_OBJECTIVE:_ Images do not belong in the copy. Retype all the entries below exactly.

(Records excerpted from a collection)
○ ○ ○
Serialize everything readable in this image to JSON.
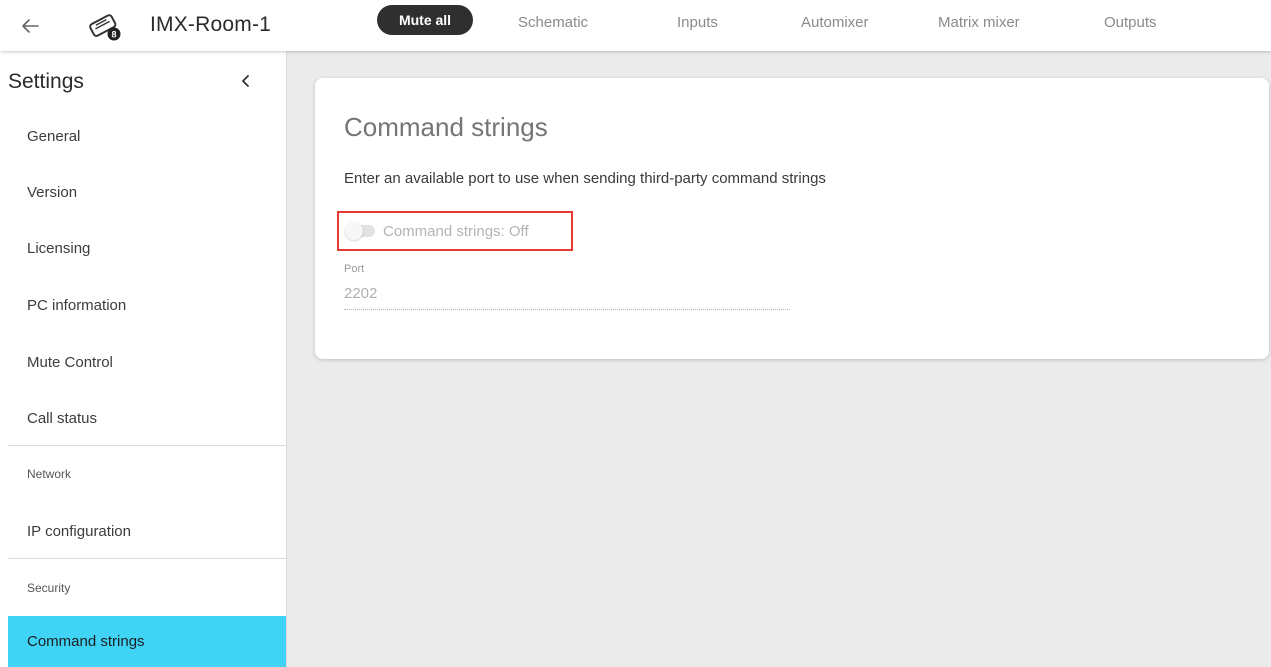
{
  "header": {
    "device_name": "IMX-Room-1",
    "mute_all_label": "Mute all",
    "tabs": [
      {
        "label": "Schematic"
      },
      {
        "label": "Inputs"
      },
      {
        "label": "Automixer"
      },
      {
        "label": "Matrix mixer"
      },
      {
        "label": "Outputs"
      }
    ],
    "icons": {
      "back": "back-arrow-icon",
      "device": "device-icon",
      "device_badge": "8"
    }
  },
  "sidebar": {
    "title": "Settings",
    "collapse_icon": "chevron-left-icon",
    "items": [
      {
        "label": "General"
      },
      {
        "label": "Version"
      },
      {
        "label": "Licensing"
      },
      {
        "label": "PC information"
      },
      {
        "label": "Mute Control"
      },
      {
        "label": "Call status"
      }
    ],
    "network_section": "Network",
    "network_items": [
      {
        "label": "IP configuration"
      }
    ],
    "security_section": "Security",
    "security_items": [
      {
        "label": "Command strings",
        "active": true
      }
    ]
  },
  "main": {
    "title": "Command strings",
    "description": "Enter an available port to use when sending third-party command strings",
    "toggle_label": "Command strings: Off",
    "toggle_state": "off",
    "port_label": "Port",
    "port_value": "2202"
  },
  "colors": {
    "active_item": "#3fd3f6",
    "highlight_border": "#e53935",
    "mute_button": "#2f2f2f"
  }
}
○ ○ ○
_EXERCISE RESPONSE:_
Serialize everything readable in this image to JSON.
{
  "header": {
    "device_name": "IMX-Room-1",
    "mute_all_label": "Mute all",
    "tabs": [
      {
        "label": "Schematic"
      },
      {
        "label": "Inputs"
      },
      {
        "label": "Automixer"
      },
      {
        "label": "Matrix mixer"
      },
      {
        "label": "Outputs"
      }
    ],
    "icons": {
      "back": "back-arrow-icon",
      "device": "device-icon",
      "device_badge": "8"
    }
  },
  "sidebar": {
    "title": "Settings",
    "collapse_icon": "chevron-left-icon",
    "items": [
      {
        "label": "General"
      },
      {
        "label": "Version"
      },
      {
        "label": "Licensing"
      },
      {
        "label": "PC information"
      },
      {
        "label": "Mute Control"
      },
      {
        "label": "Call status"
      }
    ],
    "network_section": "Network",
    "network_items": [
      {
        "label": "IP configuration"
      }
    ],
    "security_section": "Security",
    "security_items": [
      {
        "label": "Command strings",
        "active": true
      }
    ]
  },
  "main": {
    "title": "Command strings",
    "description": "Enter an available port to use when sending third-party command strings",
    "toggle_label": "Command strings: Off",
    "toggle_state": "off",
    "port_label": "Port",
    "port_value": "2202"
  },
  "colors": {
    "active_item": "#3fd3f6",
    "highlight_border": "#e53935",
    "mute_button": "#2f2f2f"
  }
}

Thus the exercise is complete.